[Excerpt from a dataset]
※

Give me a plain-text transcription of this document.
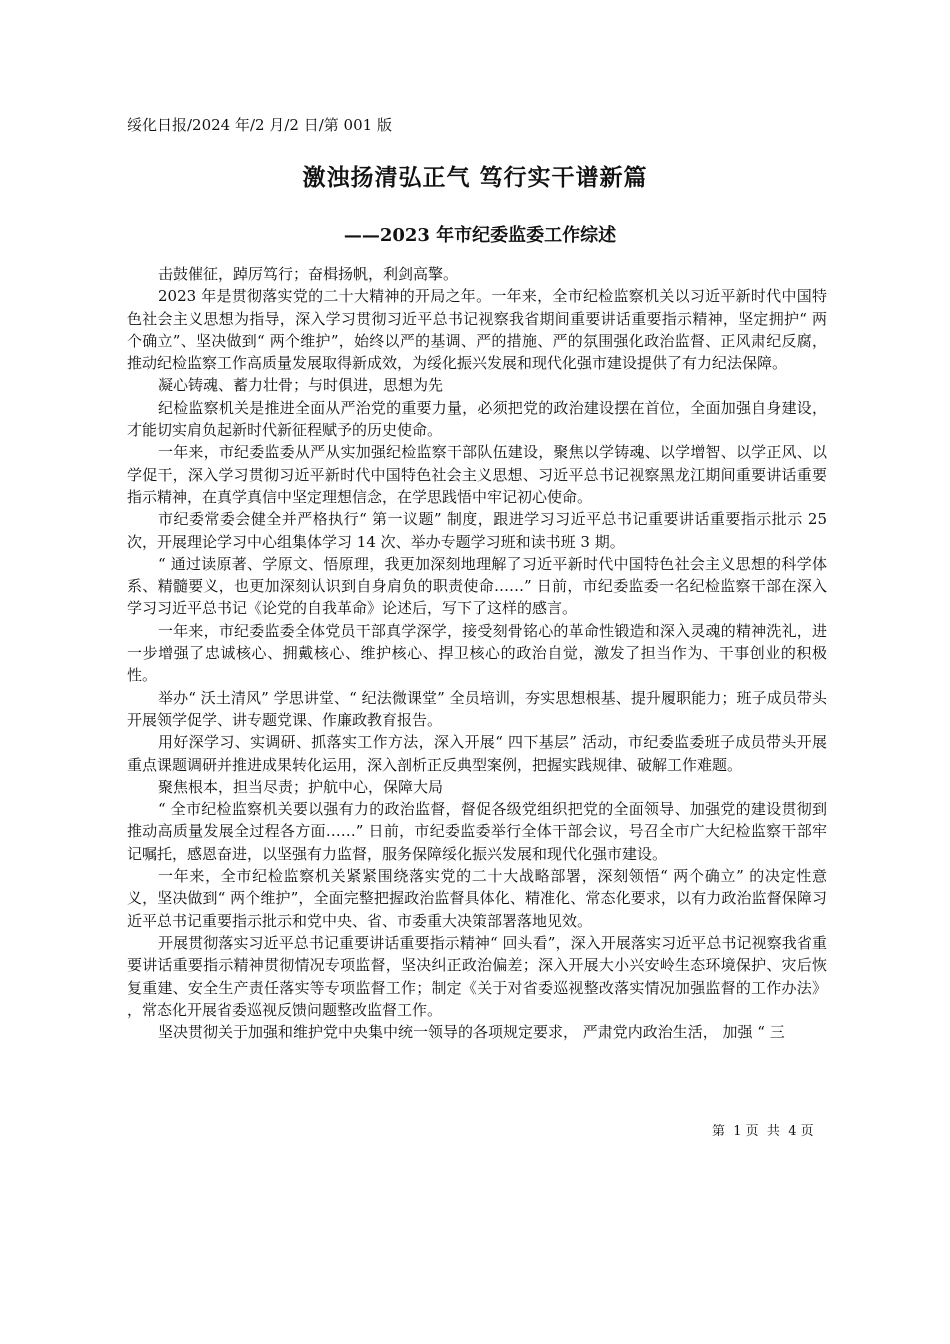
绥化日报/2024 年/2 月/2 日/第 001 版
激浊扬清弘正气 笃行实干谱新篇
——2023 年市纪委监委工作综述

击鼓催征，踔厉笃行；奋楫扬帆，利剑高擎。

2023 年是贯彻落实党的二十大精神的开局之年。一年来，全市纪检监察机关以习近平新时代中国特色社会主义思想为指导，深入学习贯彻习近平总书记视察我省期间重要讲话重要指示精神，坚定拥护“ 两个确立”、坚决做到“ 两个维护”，始终以严的基调、严的措施、严的氛围强化政治监督、正风肃纪反腐，推动纪检监察工作高质量发展取得新成效，为绥化振兴发展和现代化强市建设提供了有力纪法保障。

凝心铸魂、蓄力壮骨；与时俱进，思想为先

纪检监察机关是推进全面从严治党的重要力量，必须把党的政治建设摆在首位，全面加强自身建设，才能切实肩负起新时代新征程赋予的历史使命。

一年来，市纪委监委从严从实加强纪检监察干部队伍建设，聚焦以学铸魂、以学增智、以学正风、以学促干，深入学习贯彻习近平新时代中国特色社会主义思想、习近平总书记视察黑龙江期间重要讲话重要指示精神，在真学真信中坚定理想信念，在学思践悟中牢记初心使命。

市纪委常委会健全并严格执行“ 第一议题” 制度，跟进学习习近平总书记重要讲话重要指示批示 25 次，开展理论学习中心组集体学习 14 次、举办专题学习班和读书班 3 期。

“ 通过读原著、学原文、悟原理，我更加深刻地理解了习近平新时代中国特色社会主义思想的科学体系、精髓要义，也更加深刻认识到自身肩负的职责使命……” 日前，市纪委监委一名纪检监察干部在深入学习习近平总书记《论党的自我革命》论述后，写下了这样的感言。

一年来，市纪委监委全体党员干部真学深学，接受刻骨铭心的革命性锻造和深入灵魂的精神洗礼，进一步增强了忠诚核心、拥戴核心、维护核心、捍卫核心的政治自觉，激发了担当作为、干事创业的积极性。

举办“ 沃土清风” 学思讲堂、“ 纪法微课堂” 全员培训，夯实思想根基、提升履职能力；班子成员带头开展领学促学、讲专题党课、作廉政教育报告。

用好深学习、实调研、抓落实工作方法，深入开展“ 四下基层” 活动，市纪委监委班子成员带头开展重点课题调研并推进成果转化运用，深入剖析正反典型案例，把握实践规律、破解工作难题。

聚焦根本，担当尽责；护航中心，保障大局

“ 全市纪检监察机关要以强有力的政治监督，督促各级党组织把党的全面领导、加强党的建设贯彻到推动高质量发展全过程各方面……” 日前，市纪委监委举行全体干部会议，号召全市广大纪检监察干部牢记嘱托，感恩奋进，以坚强有力监督，服务保障绥化振兴发展和现代化强市建设。

一年来，全市纪检监察机关紧紧围绕落实党的二十大战略部署，深刻领悟“ 两个确立” 的决定性意义，坚决做到“ 两个维护”，全面完整把握政治监督具体化、精准化、常态化要求，以有力政治监督保障习近平总书记重要指示批示和党中央、省、市委重大决策部署落地见效。

开展贯彻落实习近平总书记重要讲话重要指示精神“ 回头看”，深入开展落实习近平总书记视察我省重要讲话重要指示精神贯彻情况专项监督，坚决纠正政治偏差；深入开展大小兴安岭生态环境保护、灾后恢复重建、安全生产责任落实等专项监督工作；制定《关于对省委巡视整改落实情况加强监督的工作办法》 ，常态化开展省委巡视反馈问题整改监督工作。

坚决贯彻关于加强和维护党中央集中统一领导的各项规定要求， 严肃党内政治生活， 加强 “ 三

第  1 页  共  4 页
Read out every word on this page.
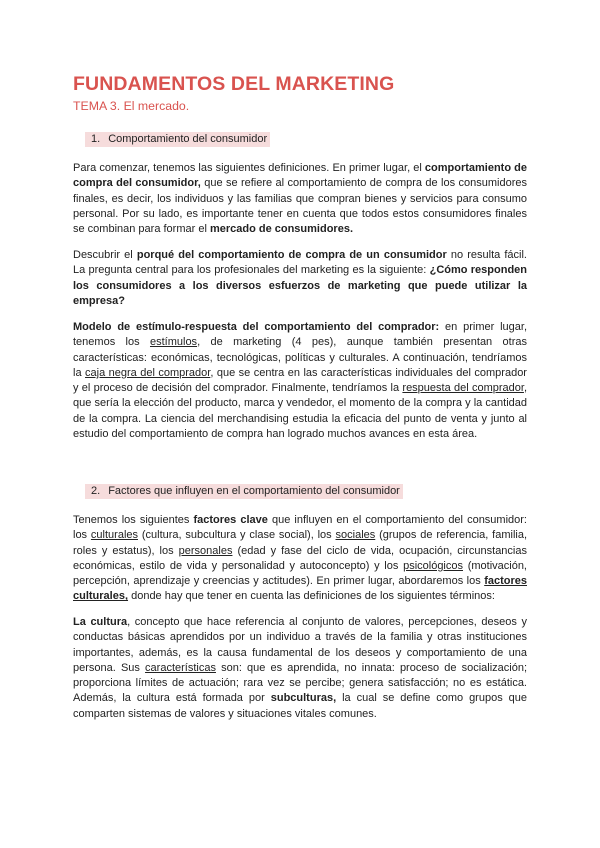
FUNDAMENTOS DEL MARKETING
TEMA 3. El mercado.
1. Comportamiento del consumidor

Para comenzar, tenemos las siguientes definiciones. En primer lugar, el comportamiento de compra del consumidor, que se refiere al comportamiento de compra de los consumidores finales, es decir, los individuos y las familias que compran bienes y servicios para consumo personal. Por su lado, es importante tener en cuenta que todos estos consumidores finales se combinan para formar el mercado de consumidores.

Descubrir el porqué del comportamiento de compra de un consumidor no resulta fácil. La pregunta central para los profesionales del marketing es la siguiente: ¿Cómo responden los consumidores a los diversos esfuerzos de marketing que puede utilizar la empresa?

Modelo de estímulo-respuesta del comportamiento del comprador: en primer lugar, tenemos los estímulos, de marketing (4 pes), aunque también presentan otras características: económicas, tecnológicas, políticas y culturales. A continuación, tendríamos la caja negra del comprador, que se centra en las características individuales del comprador y el proceso de decisión del comprador. Finalmente, tendríamos la respuesta del comprador, que sería la elección del producto, marca y vendedor, el momento de la compra y la cantidad de la compra. La ciencia del merchandising estudia la eficacia del punto de venta y junto al estudio del comportamiento de compra han logrado muchos avances en esta área.

2. Factores que influyen en el comportamiento del consumidor

Tenemos los siguientes factores clave que influyen en el comportamiento del consumidor: los culturales (cultura, subcultura y clase social), los sociales (grupos de referencia, familia, roles y estatus), los personales (edad y fase del ciclo de vida, ocupación, circunstancias económicas, estilo de vida y personalidad y autoconcepto) y los psicológicos (motivación, percepción, aprendizaje y creencias y actitudes). En primer lugar, abordaremos los factores culturales, donde hay que tener en cuenta las definiciones de los siguientes términos:

La cultura, concepto que hace referencia al conjunto de valores, percepciones, deseos y conductas básicas aprendidos por un individuo a través de la familia y otras instituciones importantes, además, es la causa fundamental de los deseos y comportamiento de una persona. Sus características son: que es aprendida, no innata: proceso de socialización; proporciona límites de actuación; rara vez se percibe; genera satisfacción; no es estática. Además, la cultura está formada por subculturas, la cual se define como grupos que comparten sistemas de valores y situaciones vitales comunes.
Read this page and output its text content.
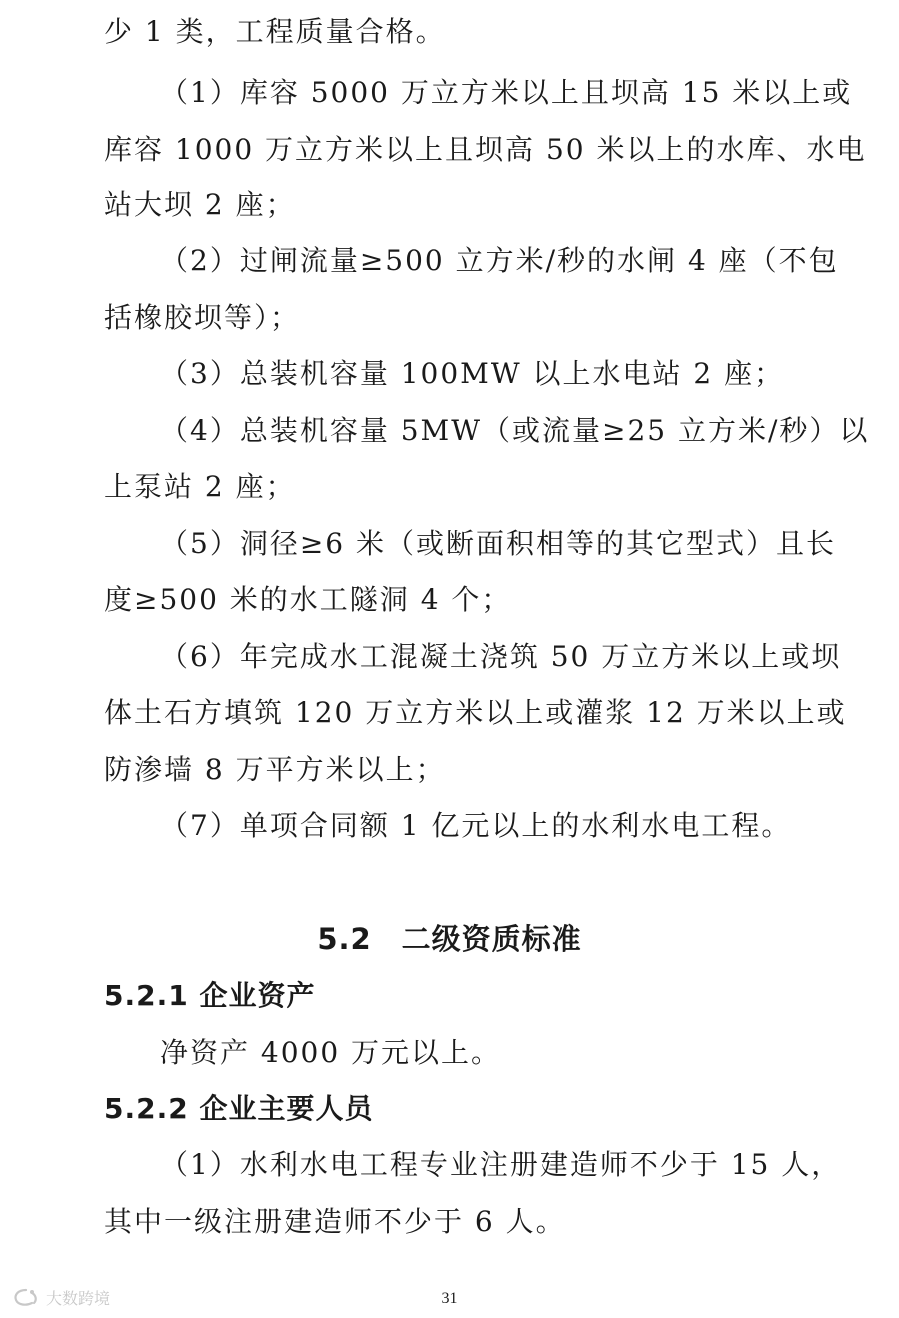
少 1 类，工程质量合格。
（1）库容 5000 万立方米以上且坝高 15 米以上或
库容 1000 万立方米以上且坝高 50 米以上的水库、水电
站大坝 2 座；
（2）过闸流量≥500 立方米/秒的水闸 4 座（不包
括橡胶坝等）；
（3）总装机容量 100MW 以上水电站 2 座；
（4）总装机容量 5MW（或流量≥25 立方米/秒）以
上泵站 2 座；
（5）洞径≥6 米（或断面积相等的其它型式）且长
度≥500 米的水工隧洞 4 个；
（6）年完成水工混凝土浇筑 50 万立方米以上或坝
体土石方填筑 120 万立方米以上或灌浆 12 万米以上或
防渗墙 8 万平方米以上；
（7）单项合同额 1 亿元以上的水利水电工程。
5.2　二级资质标准
5.2.1 企业资产
净资产 4000 万元以上。
5.2.2 企业主要人员
（1）水利水电工程专业注册建造师不少于 15 人，
其中一级注册建造师不少于 6 人。
31
大数跨境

※

Exercise: Only the lines from the one holding "Read this page and output its text content." through the last line of the records should be output, please, exactly and without any pictures.

Solution:
Read this page and output its text content.
少 1 类，工程质量合格。
（1）库容 5000 万立方米以上且坝高 15 米以上或
库容 1000 万立方米以上且坝高 50 米以上的水库、水电
站大坝 2 座；
（2）过闸流量≥500 立方米/秒的水闸 4 座（不包
括橡胶坝等）；
（3）总装机容量 100MW 以上水电站 2 座；
（4）总装机容量 5MW（或流量≥25 立方米/秒）以
上泵站 2 座；
（5）洞径≥6 米（或断面积相等的其它型式）且长
度≥500 米的水工隧洞 4 个；
（6）年完成水工混凝土浇筑 50 万立方米以上或坝
体土石方填筑 120 万立方米以上或灌浆 12 万米以上或
防渗墙 8 万平方米以上；
（7）单项合同额 1 亿元以上的水利水电工程。
5.2　二级资质标准
5.2.1 企业资产
净资产 4000 万元以上。
5.2.2 企业主要人员
（1）水利水电工程专业注册建造师不少于 15 人，
其中一级注册建造师不少于 6 人。
31
大数跨境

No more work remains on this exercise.